== WORK TO DO ==
Figure out how many lines of the material below contain the word "screenshot". Answer with the number only.

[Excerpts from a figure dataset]
** START **

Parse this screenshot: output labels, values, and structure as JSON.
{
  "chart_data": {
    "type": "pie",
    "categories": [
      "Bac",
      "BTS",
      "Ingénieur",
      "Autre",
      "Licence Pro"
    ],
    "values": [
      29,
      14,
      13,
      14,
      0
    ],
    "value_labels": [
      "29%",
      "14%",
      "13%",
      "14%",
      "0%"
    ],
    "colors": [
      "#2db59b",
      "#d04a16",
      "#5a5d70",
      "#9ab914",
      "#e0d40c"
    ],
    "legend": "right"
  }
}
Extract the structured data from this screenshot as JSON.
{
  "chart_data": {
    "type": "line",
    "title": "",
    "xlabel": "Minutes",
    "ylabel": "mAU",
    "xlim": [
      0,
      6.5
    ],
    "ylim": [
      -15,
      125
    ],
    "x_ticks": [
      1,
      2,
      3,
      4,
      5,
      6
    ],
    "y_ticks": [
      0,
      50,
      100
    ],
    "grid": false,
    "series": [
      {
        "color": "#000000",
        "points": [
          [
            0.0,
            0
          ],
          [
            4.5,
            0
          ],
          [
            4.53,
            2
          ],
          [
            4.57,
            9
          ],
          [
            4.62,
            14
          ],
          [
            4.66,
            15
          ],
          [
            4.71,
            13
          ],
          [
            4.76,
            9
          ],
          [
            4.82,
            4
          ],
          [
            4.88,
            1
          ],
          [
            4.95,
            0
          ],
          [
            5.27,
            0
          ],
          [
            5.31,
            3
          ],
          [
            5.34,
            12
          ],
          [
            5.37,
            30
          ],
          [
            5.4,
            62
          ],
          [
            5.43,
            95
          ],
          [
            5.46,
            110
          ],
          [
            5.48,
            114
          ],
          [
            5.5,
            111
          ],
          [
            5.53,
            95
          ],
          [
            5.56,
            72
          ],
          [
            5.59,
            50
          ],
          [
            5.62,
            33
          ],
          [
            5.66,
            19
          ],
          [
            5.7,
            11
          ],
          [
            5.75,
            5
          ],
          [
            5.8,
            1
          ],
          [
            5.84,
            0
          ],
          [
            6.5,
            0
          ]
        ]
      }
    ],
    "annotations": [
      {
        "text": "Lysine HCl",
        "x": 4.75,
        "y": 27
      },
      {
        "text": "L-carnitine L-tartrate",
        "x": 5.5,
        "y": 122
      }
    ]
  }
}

** END **

== FINAL ANSWER ==
2